## What the task requires
Gather from the listing below each line that includes the word "Chili", and copy it.

## Raw records
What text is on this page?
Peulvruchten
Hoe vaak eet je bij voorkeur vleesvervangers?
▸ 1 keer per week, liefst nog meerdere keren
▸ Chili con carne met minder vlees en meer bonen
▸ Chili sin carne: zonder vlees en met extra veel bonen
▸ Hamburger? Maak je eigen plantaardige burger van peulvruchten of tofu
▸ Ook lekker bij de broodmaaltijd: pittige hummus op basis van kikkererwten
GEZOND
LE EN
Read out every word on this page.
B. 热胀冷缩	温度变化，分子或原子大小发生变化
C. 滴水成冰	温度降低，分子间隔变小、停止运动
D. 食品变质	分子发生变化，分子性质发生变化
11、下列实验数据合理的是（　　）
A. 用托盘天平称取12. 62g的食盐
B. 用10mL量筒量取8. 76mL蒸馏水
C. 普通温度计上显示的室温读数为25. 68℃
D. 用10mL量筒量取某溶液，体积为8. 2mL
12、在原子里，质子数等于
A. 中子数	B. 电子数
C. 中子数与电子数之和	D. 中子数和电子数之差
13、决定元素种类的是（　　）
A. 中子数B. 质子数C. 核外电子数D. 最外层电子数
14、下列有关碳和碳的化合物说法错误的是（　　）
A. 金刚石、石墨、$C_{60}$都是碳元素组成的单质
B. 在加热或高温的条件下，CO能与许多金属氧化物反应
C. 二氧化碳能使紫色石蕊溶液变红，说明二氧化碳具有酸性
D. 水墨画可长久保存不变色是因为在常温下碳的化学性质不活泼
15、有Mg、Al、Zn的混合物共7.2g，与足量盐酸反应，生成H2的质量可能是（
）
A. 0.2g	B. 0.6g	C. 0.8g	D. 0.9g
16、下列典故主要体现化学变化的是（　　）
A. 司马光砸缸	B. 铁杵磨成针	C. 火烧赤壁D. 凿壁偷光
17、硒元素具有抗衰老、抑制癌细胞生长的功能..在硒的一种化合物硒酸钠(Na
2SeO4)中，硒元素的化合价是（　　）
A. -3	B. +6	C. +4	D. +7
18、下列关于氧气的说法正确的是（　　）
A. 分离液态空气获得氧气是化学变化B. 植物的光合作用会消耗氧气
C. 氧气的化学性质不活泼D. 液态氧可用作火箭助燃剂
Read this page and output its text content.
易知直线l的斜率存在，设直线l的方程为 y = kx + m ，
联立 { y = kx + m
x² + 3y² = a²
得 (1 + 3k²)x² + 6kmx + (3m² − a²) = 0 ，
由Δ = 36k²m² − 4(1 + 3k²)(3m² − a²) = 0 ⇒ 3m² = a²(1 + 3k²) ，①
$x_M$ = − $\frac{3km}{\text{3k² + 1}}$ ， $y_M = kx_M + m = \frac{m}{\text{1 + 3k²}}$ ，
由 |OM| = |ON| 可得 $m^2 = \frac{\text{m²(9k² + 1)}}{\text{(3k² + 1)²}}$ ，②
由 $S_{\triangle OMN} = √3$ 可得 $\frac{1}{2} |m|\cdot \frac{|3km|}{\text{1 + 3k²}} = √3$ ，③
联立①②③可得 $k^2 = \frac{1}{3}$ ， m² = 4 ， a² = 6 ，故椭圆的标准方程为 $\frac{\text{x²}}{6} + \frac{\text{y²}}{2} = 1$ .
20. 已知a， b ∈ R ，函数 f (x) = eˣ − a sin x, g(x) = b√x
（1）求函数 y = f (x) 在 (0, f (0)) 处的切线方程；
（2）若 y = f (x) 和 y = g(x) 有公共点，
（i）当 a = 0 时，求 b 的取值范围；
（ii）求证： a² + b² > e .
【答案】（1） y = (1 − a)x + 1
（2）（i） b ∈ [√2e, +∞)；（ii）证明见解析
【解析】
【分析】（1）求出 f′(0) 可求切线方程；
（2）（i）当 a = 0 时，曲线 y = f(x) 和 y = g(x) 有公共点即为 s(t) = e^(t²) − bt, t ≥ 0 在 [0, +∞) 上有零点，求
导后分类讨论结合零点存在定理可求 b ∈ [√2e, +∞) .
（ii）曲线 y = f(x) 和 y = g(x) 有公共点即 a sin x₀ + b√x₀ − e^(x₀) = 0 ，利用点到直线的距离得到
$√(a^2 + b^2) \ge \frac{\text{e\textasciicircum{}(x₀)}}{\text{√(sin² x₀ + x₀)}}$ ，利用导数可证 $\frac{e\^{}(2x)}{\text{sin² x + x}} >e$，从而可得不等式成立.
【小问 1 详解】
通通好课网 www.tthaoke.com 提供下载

## Final answer
▸ Chili con carne met minder vlees en meer bonen
▸ Chili sin carne: zonder vlees en met extra veel bonen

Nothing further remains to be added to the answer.